Count the lines containing "在发出商品时确认收入" in the entries underneath, and state that count without anything else.
>>
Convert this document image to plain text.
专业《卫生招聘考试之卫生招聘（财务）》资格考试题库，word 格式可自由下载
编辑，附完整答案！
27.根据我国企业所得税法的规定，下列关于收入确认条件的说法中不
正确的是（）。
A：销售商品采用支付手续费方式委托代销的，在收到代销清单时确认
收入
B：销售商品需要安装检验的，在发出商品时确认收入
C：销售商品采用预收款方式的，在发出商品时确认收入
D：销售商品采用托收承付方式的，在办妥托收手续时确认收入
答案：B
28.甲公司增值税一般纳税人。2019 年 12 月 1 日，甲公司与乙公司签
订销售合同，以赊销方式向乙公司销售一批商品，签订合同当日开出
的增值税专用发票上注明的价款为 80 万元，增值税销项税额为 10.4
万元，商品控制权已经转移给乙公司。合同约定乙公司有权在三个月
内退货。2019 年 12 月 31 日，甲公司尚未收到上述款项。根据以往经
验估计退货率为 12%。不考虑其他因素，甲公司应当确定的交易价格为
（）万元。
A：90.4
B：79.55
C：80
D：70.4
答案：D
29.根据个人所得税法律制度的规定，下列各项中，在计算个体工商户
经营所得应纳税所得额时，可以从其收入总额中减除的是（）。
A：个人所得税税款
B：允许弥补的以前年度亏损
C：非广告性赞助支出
<<
* **RESULT**:
2